(Data excerpts)
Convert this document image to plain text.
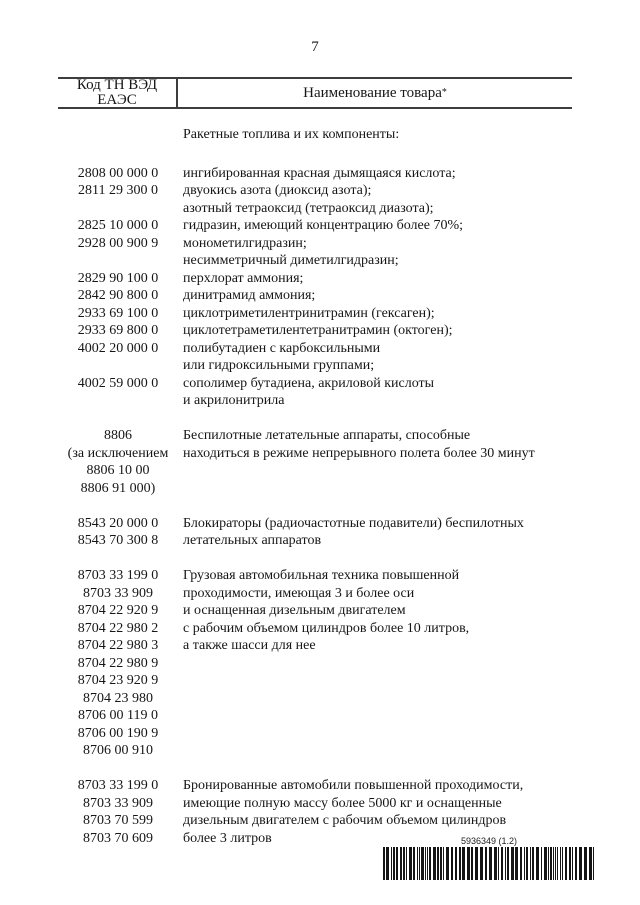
7
Код ТН ВЭД
ЕАЭС	Наименование товара *
Ракетные топлива и их компоненты:
2808 00 000 0
2811 29 300 0

2825 10 000 0
2928 00 900 9

2829 90 100 0
2842 90 800 0
2933 69 100 0
2933 69 800 0
4002 20 000 0

4002 59 000 0

ингибированная красная дымящаяся кислота;
двуокись азота (диоксид азота);
азотный тетраоксид (тетраоксид диазота);
гидразин, имеющий концентрацию более 70%;
монометилгидразин;
несимметричный диметилгидразин;
перхлорат аммония;
динитрамид аммония;
циклотриметилентринитрамин (гексаген);
циклотетраметилентетранитрамин (октоген);
полибутадиен с карбоксильными
или гидроксильными группами;
сополимер бутадиена, акриловой кислоты
и акрилонитрила
8806
(за исключением
8806 10 00
8806 91 000)
Беспилотные летательные аппараты, способные
находиться в режиме непрерывного полета более 30 минут
8543 20 000 0
8543 70 300 8
Блокираторы (радиочастотные подавители) беспилотных
летательных аппаратов
8703 33 199 0
8703 33 909
8704 22 920 9
8704 22 980 2
8704 22 980 3
8704 22 980 9
8704 23 920 9
8704 23 980
8706 00 119 0
8706 00 190 9
8706 00 910
Грузовая автомобильная техника повышенной
проходимости, имеющая 3 и более оси
и оснащенная дизельным двигателем
с рабочим объемом цилиндров более 10 литров,
а также шасси для нее
8703 33 199 0
8703 33 909
8703 70 599
8703 70 609
Бронированные автомобили повышенной проходимости,
имеющие полную массу более 5000 кг и оснащенные
дизельным двигателем с рабочим объемом цилиндров
более 3 литров	5936349 (1.2)
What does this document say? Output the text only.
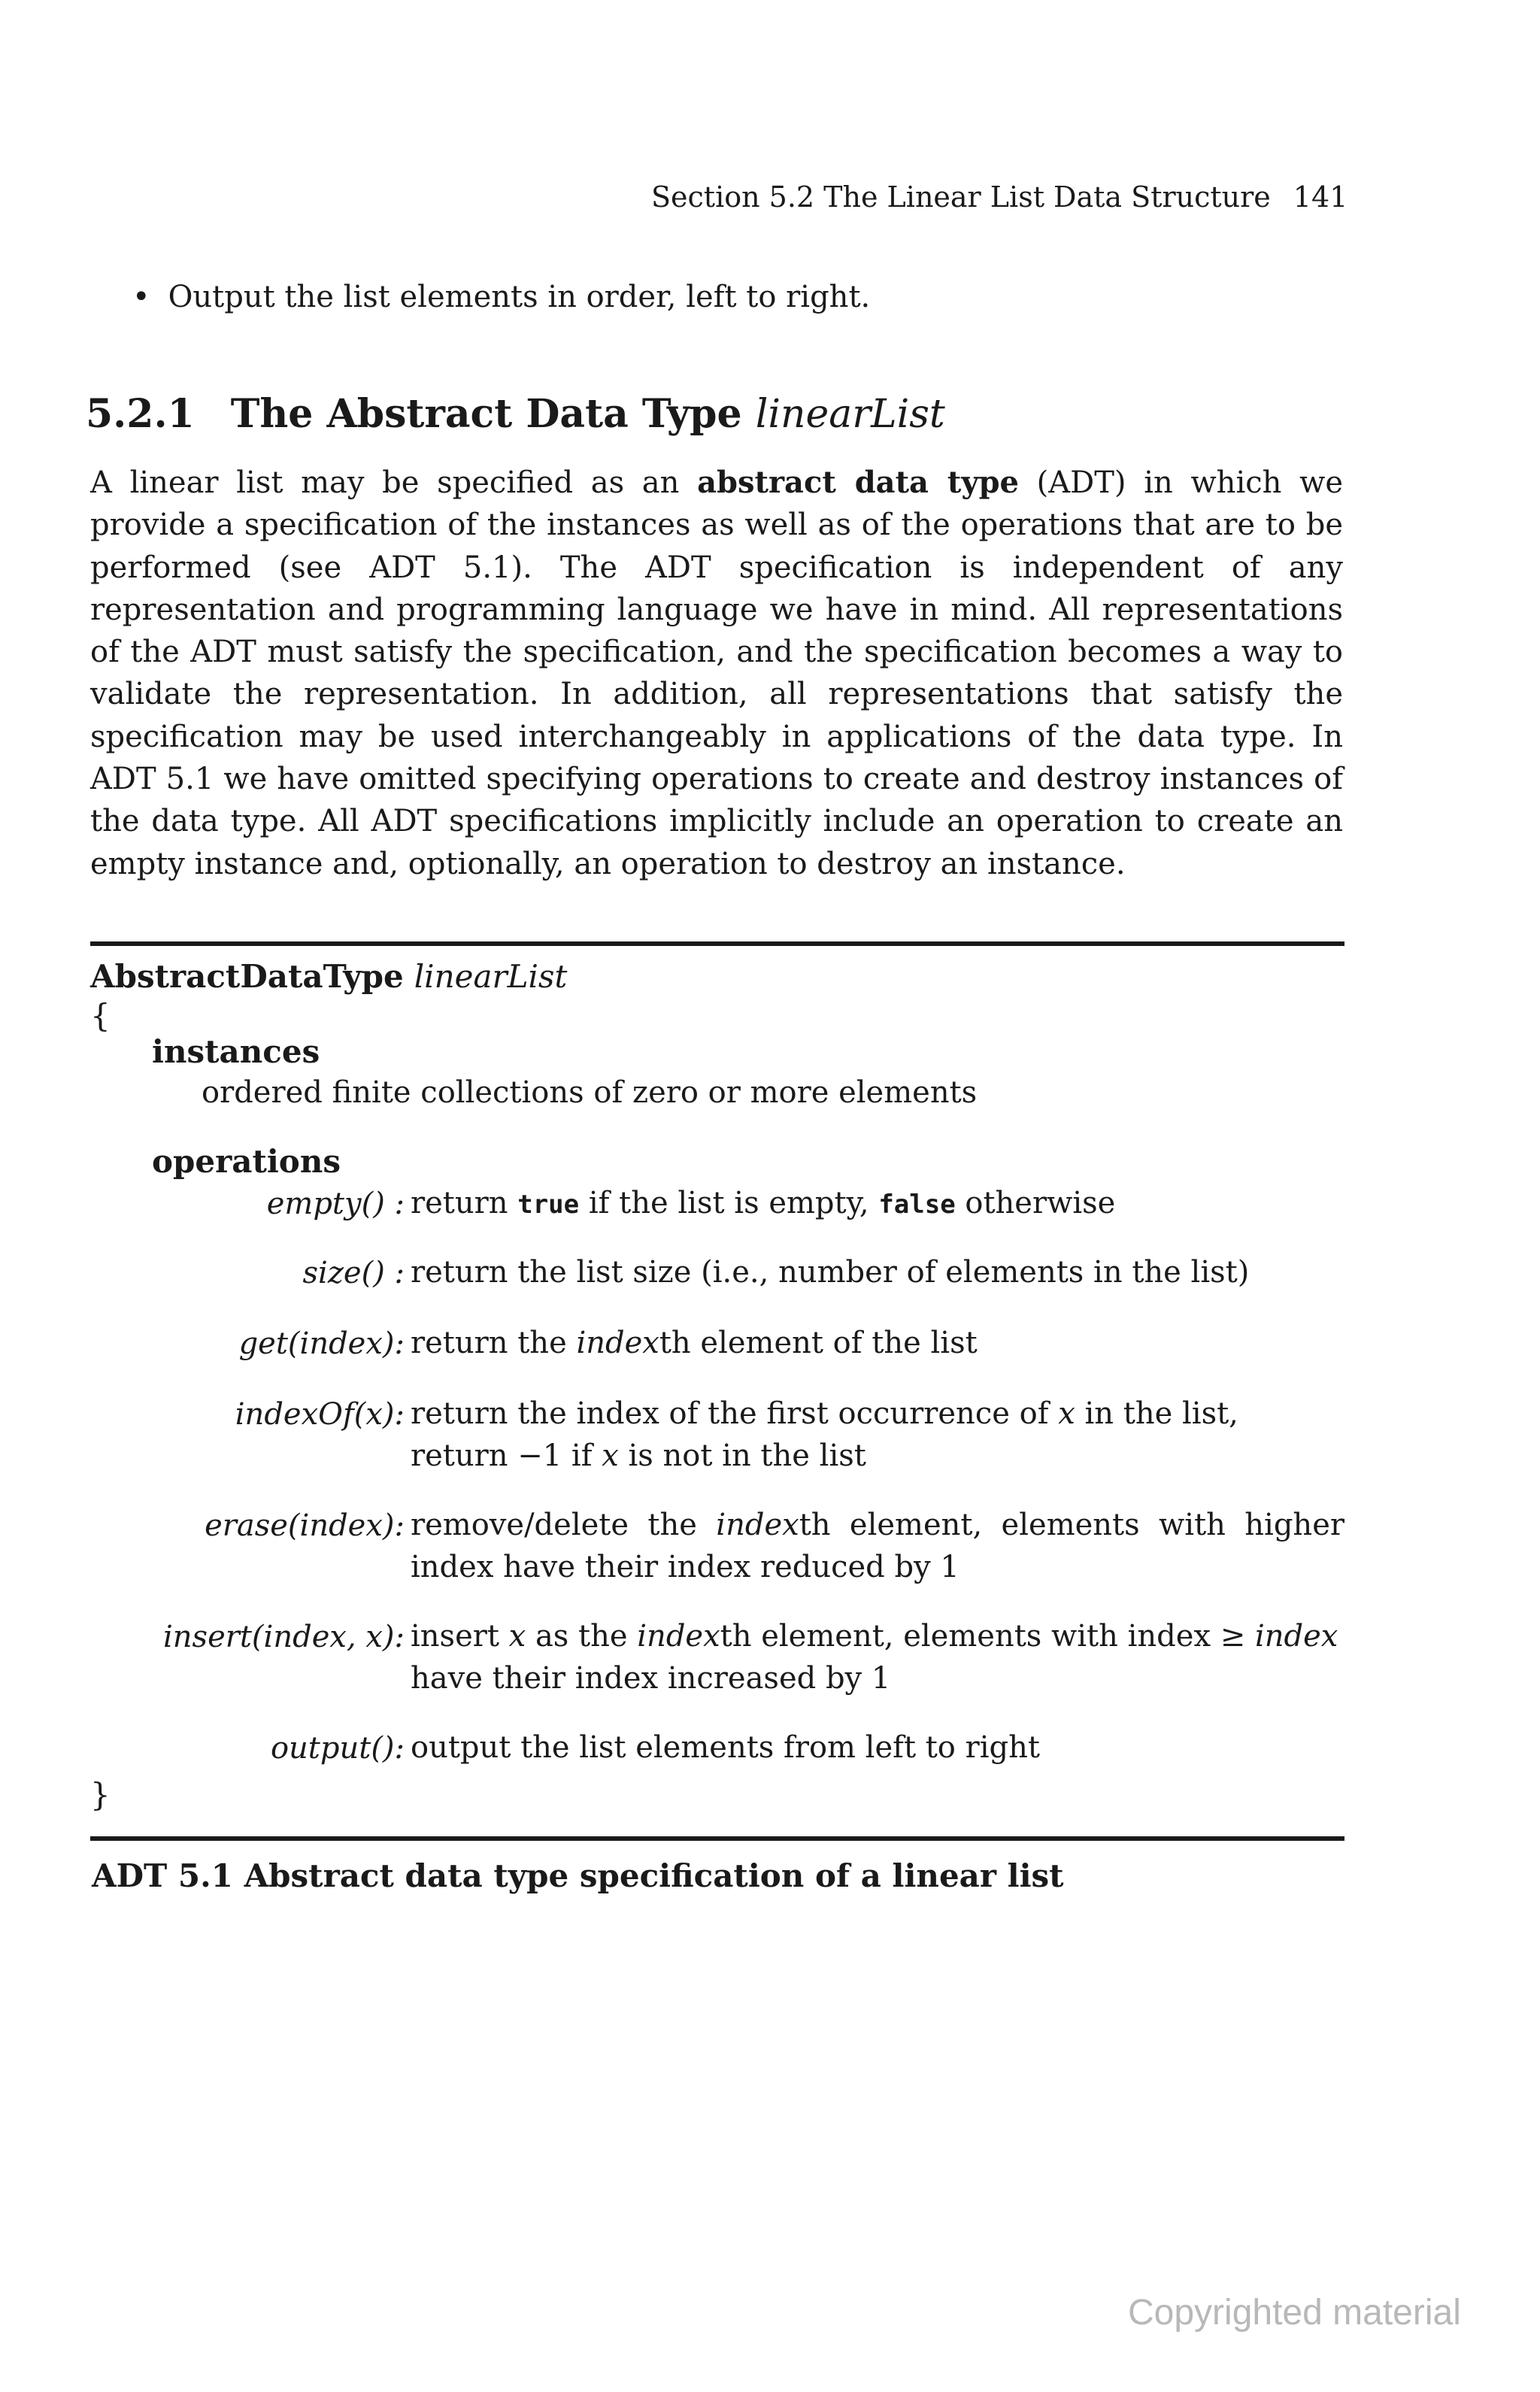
Section 5.2 The Linear List Data Structure 141
• Output the list elements in order, left to right.
5.2.1 The Abstract Data Type linearList
A linear list may be specified as an abstract data type (ADT) in which we provide a specification of the instances as well as of the operations that are to be performed (see ADT 5.1). The ADT specification is independent of any representation and programming language we have in mind. All representations of the ADT must satisfy the specification, and the specification becomes a way to validate the representation. In addition, all representations that satisfy the specification may be used interchangeably in applications of the data type. In ADT 5.1 we have omitted specifying operations to create and destroy instances of the data type. All ADT specifications implicitly include an operation to create an empty instance and, optionally, an operation to destroy an instance.
AbstractDataType linearList
{
instances
ordered finite collections of zero or more elements
operations
empty() : return true if the list is empty, false otherwise
size() : return the list size (i.e., number of elements in the list)
get(index): return the indexth element of the list
indexOf(x): return the index of the first occurrence of x in the list,
return −1 if x is not in the list
erase(index): remove/delete the indexth element, elements with higher index have their index reduced by 1
insert(index, x): insert x as the indexth element, elements with index ≥ index
have their index increased by 1
output(): output the list elements from left to right
}
ADT 5.1 Abstract data type specification of a linear list
Copyrighted material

Stated task - Find and count the lines of the data that include the string "аммония", and report that figure by itself.

Task output - 2